◆ **Description of the task**: Can you write out the whole listing exactly?

(Data listing)
┄┄┄┄┄┄

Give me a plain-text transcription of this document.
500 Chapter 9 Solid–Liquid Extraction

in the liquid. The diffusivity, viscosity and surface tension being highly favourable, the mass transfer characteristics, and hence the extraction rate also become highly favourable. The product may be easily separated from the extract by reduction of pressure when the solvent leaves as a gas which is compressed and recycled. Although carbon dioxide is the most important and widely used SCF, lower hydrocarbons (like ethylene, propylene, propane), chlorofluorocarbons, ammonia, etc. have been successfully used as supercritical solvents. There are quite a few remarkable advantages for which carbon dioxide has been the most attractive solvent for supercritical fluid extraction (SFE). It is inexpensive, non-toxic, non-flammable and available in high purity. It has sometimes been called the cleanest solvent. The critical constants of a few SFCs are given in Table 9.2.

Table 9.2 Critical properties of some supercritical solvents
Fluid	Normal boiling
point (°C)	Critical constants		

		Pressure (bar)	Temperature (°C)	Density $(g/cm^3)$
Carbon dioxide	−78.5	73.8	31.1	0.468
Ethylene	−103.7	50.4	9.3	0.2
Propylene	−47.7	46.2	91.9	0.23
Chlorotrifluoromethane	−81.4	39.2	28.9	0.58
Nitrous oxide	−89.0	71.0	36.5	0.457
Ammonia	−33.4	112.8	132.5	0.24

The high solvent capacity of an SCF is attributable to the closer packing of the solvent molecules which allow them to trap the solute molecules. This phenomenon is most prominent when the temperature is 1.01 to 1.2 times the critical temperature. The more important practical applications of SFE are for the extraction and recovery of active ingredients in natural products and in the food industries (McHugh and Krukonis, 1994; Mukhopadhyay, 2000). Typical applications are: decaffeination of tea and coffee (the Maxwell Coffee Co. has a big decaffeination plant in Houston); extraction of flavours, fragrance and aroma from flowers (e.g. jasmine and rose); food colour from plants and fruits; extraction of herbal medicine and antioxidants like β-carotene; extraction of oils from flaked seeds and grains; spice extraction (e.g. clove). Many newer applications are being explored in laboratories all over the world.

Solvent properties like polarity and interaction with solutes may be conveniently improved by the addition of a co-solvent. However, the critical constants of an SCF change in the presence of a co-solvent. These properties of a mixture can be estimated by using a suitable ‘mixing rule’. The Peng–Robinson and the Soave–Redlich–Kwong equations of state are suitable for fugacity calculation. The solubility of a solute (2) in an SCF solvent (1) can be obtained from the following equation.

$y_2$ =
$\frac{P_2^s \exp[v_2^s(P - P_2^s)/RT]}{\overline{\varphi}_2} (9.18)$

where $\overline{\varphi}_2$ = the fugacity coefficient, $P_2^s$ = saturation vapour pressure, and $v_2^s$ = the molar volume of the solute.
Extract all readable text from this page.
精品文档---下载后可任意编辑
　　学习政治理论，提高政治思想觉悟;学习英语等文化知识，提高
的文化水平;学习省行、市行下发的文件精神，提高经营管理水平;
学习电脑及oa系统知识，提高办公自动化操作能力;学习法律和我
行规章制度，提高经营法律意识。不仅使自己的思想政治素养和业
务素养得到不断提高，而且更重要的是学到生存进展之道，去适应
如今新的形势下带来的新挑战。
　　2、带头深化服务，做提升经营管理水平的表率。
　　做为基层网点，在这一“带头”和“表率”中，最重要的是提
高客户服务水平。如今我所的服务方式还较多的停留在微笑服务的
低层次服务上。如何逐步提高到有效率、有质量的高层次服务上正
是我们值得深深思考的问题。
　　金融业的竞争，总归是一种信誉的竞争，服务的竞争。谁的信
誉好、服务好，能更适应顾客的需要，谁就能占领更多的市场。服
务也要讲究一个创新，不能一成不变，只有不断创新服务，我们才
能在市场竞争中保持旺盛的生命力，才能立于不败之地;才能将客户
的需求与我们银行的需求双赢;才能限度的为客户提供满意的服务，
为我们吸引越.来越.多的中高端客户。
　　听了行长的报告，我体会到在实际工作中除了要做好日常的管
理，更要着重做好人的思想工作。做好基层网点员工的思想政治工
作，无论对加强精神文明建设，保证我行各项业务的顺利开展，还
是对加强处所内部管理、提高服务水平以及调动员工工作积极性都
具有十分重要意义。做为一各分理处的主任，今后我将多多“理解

┄┄┄┄┄┄

◆ **Solution to this exercise**:
Give me a plain-text transcription of this document.
500 Chapter 9 Solid–Liquid Extraction

in the liquid. The diffusivity, viscosity and surface tension being highly favourable, the mass transfer characteristics, and hence the extraction rate also become highly favourable. The product may be easily separated from the extract by reduction of pressure when the solvent leaves as a gas which is compressed and recycled. Although carbon dioxide is the most important and widely used SCF, lower hydrocarbons (like ethylene, propylene, propane), chlorofluorocarbons, ammonia, etc. have been successfully used as supercritical solvents. There are quite a few remarkable advantages for which carbon dioxide has been the most attractive solvent for supercritical fluid extraction (SFE). It is inexpensive, non-toxic, non-flammable and available in high purity. It has sometimes been called the cleanest solvent. The critical constants of a few SFCs are given in Table 9.2.

Table 9.2 Critical properties of some supercritical solvents
Fluid	Normal boiling
point (°C)	Critical constants		

		Pressure (bar)	Temperature (°C)	Density $(g/cm^3)$
Carbon dioxide	−78.5	73.8	31.1	0.468
Ethylene	−103.7	50.4	9.3	0.2
Propylene	−47.7	46.2	91.9	0.23
Chlorotrifluoromethane	−81.4	39.2	28.9	0.58
Nitrous oxide	−89.0	71.0	36.5	0.457
Ammonia	−33.4	112.8	132.5	0.24

The high solvent capacity of an SCF is attributable to the closer packing of the solvent molecules which allow them to trap the solute molecules. This phenomenon is most prominent when the temperature is 1.01 to 1.2 times the critical temperature. The more important practical applications of SFE are for the extraction and recovery of active ingredients in natural products and in the food industries (McHugh and Krukonis, 1994; Mukhopadhyay, 2000). Typical applications are: decaffeination of tea and coffee (the Maxwell Coffee Co. has a big decaffeination plant in Houston); extraction of flavours, fragrance and aroma from flowers (e.g. jasmine and rose); food colour from plants and fruits; extraction of herbal medicine and antioxidants like β-carotene; extraction of oils from flaked seeds and grains; spice extraction (e.g. clove). Many newer applications are being explored in laboratories all over the world.

Solvent properties like polarity and interaction with solutes may be conveniently improved by the addition of a co-solvent. However, the critical constants of an SCF change in the presence of a co-solvent. These properties of a mixture can be estimated by using a suitable ‘mixing rule’. The Peng–Robinson and the Soave–Redlich–Kwong equations of state are suitable for fugacity calculation. The solubility of a solute (2) in an SCF solvent (1) can be obtained from the following equation.

$y_2$ =
$\frac{P_2^s \exp[v_2^s(P - P_2^s)/RT]}{\overline{\varphi}_2} (9.18)$

where $\overline{\varphi}_2$ = the fugacity coefficient, $P_2^s$ = saturation vapour pressure, and $v_2^s$ = the molar volume of the solute.
Extract all readable text from this page.
精品文档---下载后可任意编辑
　　学习政治理论，提高政治思想觉悟;学习英语等文化知识，提高
的文化水平;学习省行、市行下发的文件精神，提高经营管理水平;
学习电脑及oa系统知识，提高办公自动化操作能力;学习法律和我
行规章制度，提高经营法律意识。不仅使自己的思想政治素养和业
务素养得到不断提高，而且更重要的是学到生存进展之道，去适应
如今新的形势下带来的新挑战。
　　2、带头深化服务，做提升经营管理水平的表率。
　　做为基层网点，在这一“带头”和“表率”中，最重要的是提
高客户服务水平。如今我所的服务方式还较多的停留在微笑服务的
低层次服务上。如何逐步提高到有效率、有质量的高层次服务上正
是我们值得深深思考的问题。
　　金融业的竞争，总归是一种信誉的竞争，服务的竞争。谁的信
誉好、服务好，能更适应顾客的需要，谁就能占领更多的市场。服
务也要讲究一个创新，不能一成不变，只有不断创新服务，我们才
能在市场竞争中保持旺盛的生命力，才能立于不败之地;才能将客户
的需求与我们银行的需求双赢;才能限度的为客户提供满意的服务，
为我们吸引越.来越.多的中高端客户。
　　听了行长的报告，我体会到在实际工作中除了要做好日常的管
理，更要着重做好人的思想工作。做好基层网点员工的思想政治工
作，无论对加强精神文明建设，保证我行各项业务的顺利开展，还
是对加强处所内部管理、提高服务水平以及调动员工工作积极性都
具有十分重要意义。做为一各分理处的主任，今后我将多多“理解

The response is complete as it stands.